**Record set:**
════════════════════
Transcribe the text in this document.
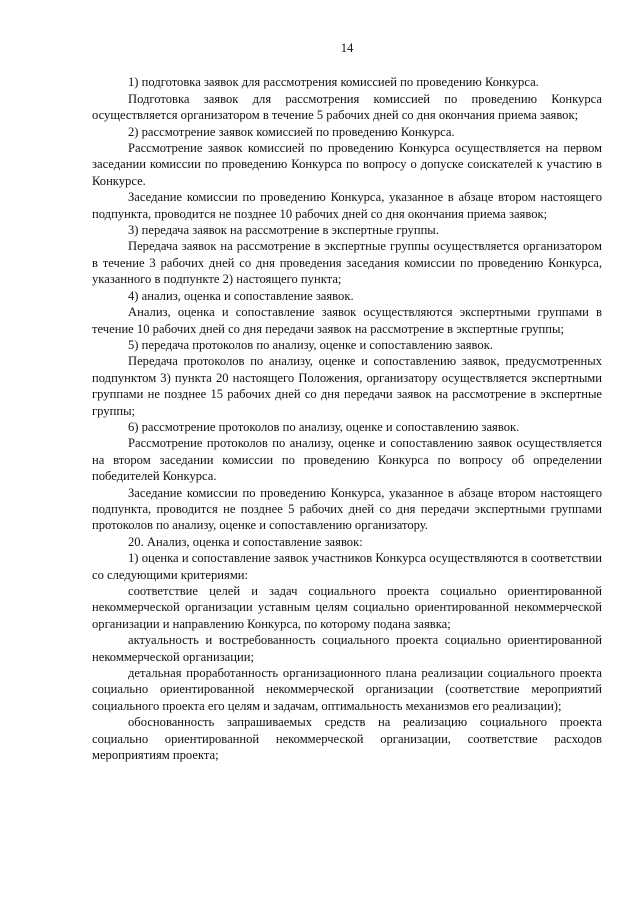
14

1) подготовка заявок для рассмотрения комиссией по проведению Конкурса.

Подготовка заявок для рассмотрения комиссией по проведению Конкурса осуществляется организатором в течение 5 рабочих дней со дня окончания приема заявок;

2) рассмотрение заявок комиссией по проведению Конкурса.

Рассмотрение заявок комиссией по проведению Конкурса осуществляется на первом заседании комиссии по проведению Конкурса по вопросу о допуске соискателей к участию в Конкурсе.

Заседание комиссии по проведению Конкурса, указанное в абзаце втором настоящего подпункта, проводится не позднее 10 рабочих дней со дня окончания приема заявок;

3) передача заявок на рассмотрение в экспертные группы.

Передача заявок на рассмотрение в экспертные группы осуществляется организатором в течение 3 рабочих дней со дня проведения заседания комиссии по проведению Конкурса, указанного в подпункте 2) настоящего пункта;

4) анализ, оценка и сопоставление заявок.

Анализ, оценка и сопоставление заявок осуществляются экспертными группами в течение 10 рабочих дней со дня передачи заявок на рассмотрение в экспертные группы;

5) передача протоколов по анализу, оценке и сопоставлению заявок.

Передача протоколов по анализу, оценке и сопоставлению заявок, предусмотренных подпунктом 3) пункта 20 настоящего Положения, организатору осуществляется экспертными группами не позднее 15 рабочих дней со дня передачи заявок на рассмотрение в экспертные группы;

6) рассмотрение протоколов по анализу, оценке и сопоставлению заявок.

Рассмотрение протоколов по анализу, оценке и сопоставлению заявок осуществляется на втором заседании комиссии по проведению Конкурса по вопросу об определении победителей Конкурса.

Заседание комиссии по проведению Конкурса, указанное в абзаце втором настоящего подпункта, проводится не позднее 5 рабочих дней со дня передачи экспертными группами протоколов по анализу, оценке и сопоставлению организатору.

20. Анализ, оценка и сопоставление заявок:

1) оценка и сопоставление заявок участников Конкурса осуществляются в соответствии со следующими критериями:

соответствие целей и задач социального проекта социально ориентированной некоммерческой организации уставным целям социально ориентированной некоммерческой организации и направлению Конкурса, по которому подана заявка;

актуальность и востребованность социального проекта социально ориентированной некоммерческой организации;

детальная проработанность организационного плана реализации социального проекта социально ориентированной некоммерческой организации (соответствие мероприятий социального проекта его целям и задачам, оптимальность механизмов его реализации);

обоснованность запрашиваемых средств на реализацию социального проекта социально ориентированной некоммерческой организации, соответствие расходов мероприятиям проекта;
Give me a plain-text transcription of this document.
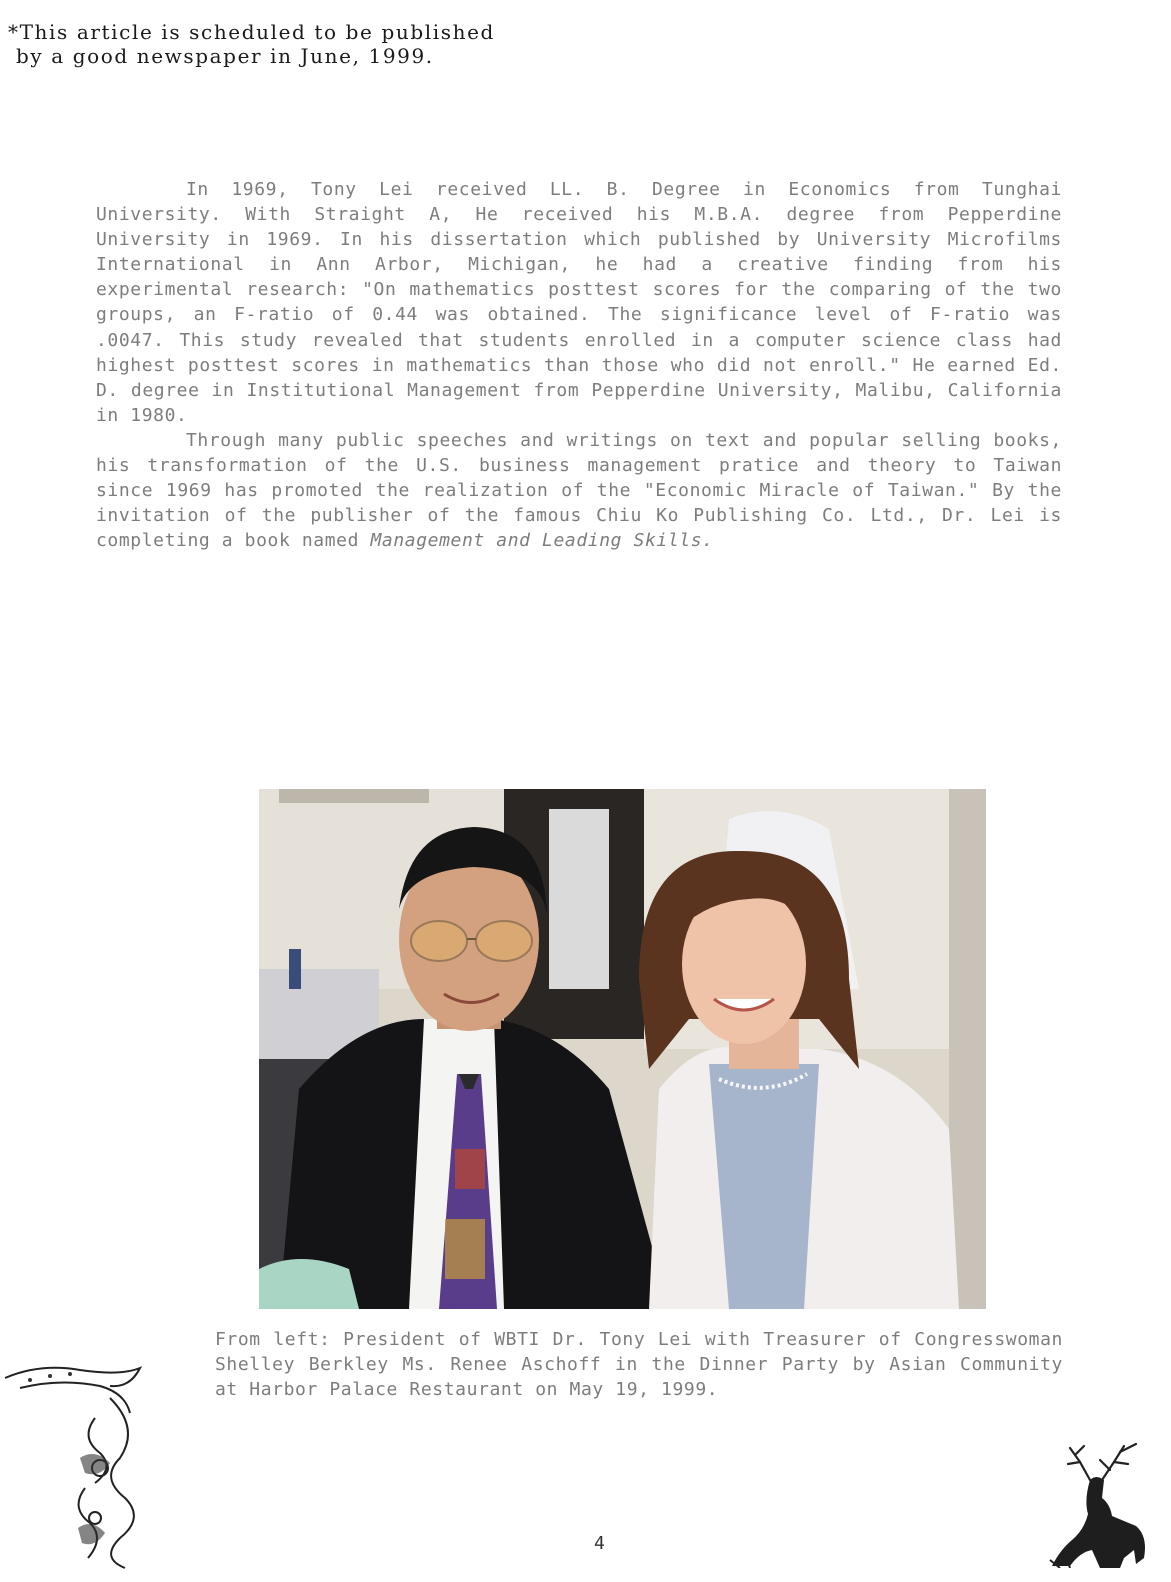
*This article is scheduled to be published
by a good newspaper in June, 1999.

In 1969, Tony Lei received LL. B. Degree in Economics from Tunghai University. With Straight A, He received his M.B.A. degree from Pepperdine University in 1969. In his dissertation which published by University Microfilms International in Ann Arbor, Michigan, he had a creative finding from his experimental research: "On mathematics posttest scores for the comparing of the two groups, an F-ratio of 0.44 was obtained. The significance level of F-ratio was .0047. This study revealed that students enrolled in a computer science class had highest posttest scores in mathematics than those who did not enroll." He earned Ed. D. degree in Institutional Management from Pepperdine University, Malibu, California in 1980.

Through many public speeches and writings on text and popular selling books, his transformation of the U.S. business management pratice and theory to Taiwan since 1969 has promoted the realization of the "Economic Miracle of Taiwan." By the invitation of the publisher of the famous Chiu Ko Publishing Co. Ltd., Dr. Lei is completing a book named Management and Leading Skills.

From left: President of WBTI Dr. Tony Lei with Treasurer of Congresswoman Shelley Berkley Ms. Renee Aschoff in the Dinner Party by Asian Community at Harbor Palace Restaurant on May 19, 1999.
4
════════════════════
**Objective:** Leave out the pictures and repeat everything else in the records exactly.

**Result for this exercise:**
Transcribe the text in this document.
14

1) подготовка заявок для рассмотрения комиссией по проведению Конкурса.

Подготовка заявок для рассмотрения комиссией по проведению Конкурса осуществляется организатором в течение 5 рабочих дней со дня окончания приема заявок;

2) рассмотрение заявок комиссией по проведению Конкурса.

Рассмотрение заявок комиссией по проведению Конкурса осуществляется на первом заседании комиссии по проведению Конкурса по вопросу о допуске соискателей к участию в Конкурсе.

Заседание комиссии по проведению Конкурса, указанное в абзаце втором настоящего подпункта, проводится не позднее 10 рабочих дней со дня окончания приема заявок;

3) передача заявок на рассмотрение в экспертные группы.

Передача заявок на рассмотрение в экспертные группы осуществляется организатором в течение 3 рабочих дней со дня проведения заседания комиссии по проведению Конкурса, указанного в подпункте 2) настоящего пункта;

4) анализ, оценка и сопоставление заявок.

Анализ, оценка и сопоставление заявок осуществляются экспертными группами в течение 10 рабочих дней со дня передачи заявок на рассмотрение в экспертные группы;

5) передача протоколов по анализу, оценке и сопоставлению заявок.

Передача протоколов по анализу, оценке и сопоставлению заявок, предусмотренных подпунктом 3) пункта 20 настоящего Положения, организатору осуществляется экспертными группами не позднее 15 рабочих дней со дня передачи заявок на рассмотрение в экспертные группы;

6) рассмотрение протоколов по анализу, оценке и сопоставлению заявок.

Рассмотрение протоколов по анализу, оценке и сопоставлению заявок осуществляется на втором заседании комиссии по проведению Конкурса по вопросу об определении победителей Конкурса.

Заседание комиссии по проведению Конкурса, указанное в абзаце втором настоящего подпункта, проводится не позднее 5 рабочих дней со дня передачи экспертными группами протоколов по анализу, оценке и сопоставлению организатору.

20. Анализ, оценка и сопоставление заявок:

1) оценка и сопоставление заявок участников Конкурса осуществляются в соответствии со следующими критериями:

соответствие целей и задач социального проекта социально ориентированной некоммерческой организации уставным целям социально ориентированной некоммерческой организации и направлению Конкурса, по которому подана заявка;

актуальность и востребованность социального проекта социально ориентированной некоммерческой организации;

детальная проработанность организационного плана реализации социального проекта социально ориентированной некоммерческой организации (соответствие мероприятий социального проекта его целям и задачам, оптимальность механизмов его реализации);

обоснованность запрашиваемых средств на реализацию социального проекта социально ориентированной некоммерческой организации, соответствие расходов мероприятиям проекта;
Give me a plain-text transcription of this document.
*This article is scheduled to be published
by a good newspaper in June, 1999.

In 1969, Tony Lei received LL. B. Degree in Economics from Tunghai University. With Straight A, He received his M.B.A. degree from Pepperdine University in 1969. In his dissertation which published by University Microfilms International in Ann Arbor, Michigan, he had a creative finding from his experimental research: "On mathematics posttest scores for the comparing of the two groups, an F-ratio of 0.44 was obtained. The significance level of F-ratio was .0047. This study revealed that students enrolled in a computer science class had highest posttest scores in mathematics than those who did not enroll." He earned Ed. D. degree in Institutional Management from Pepperdine University, Malibu, California in 1980.

Through many public speeches and writings on text and popular selling books, his transformation of the U.S. business management pratice and theory to Taiwan since 1969 has promoted the realization of the "Economic Miracle of Taiwan." By the invitation of the publisher of the famous Chiu Ko Publishing Co. Ltd., Dr. Lei is completing a book named Management and Leading Skills.

From left: President of WBTI Dr. Tony Lei with Treasurer of Congresswoman Shelley Berkley Ms. Renee Aschoff in the Dinner Party by Asian Community at Harbor Palace Restaurant on May 19, 1999.
4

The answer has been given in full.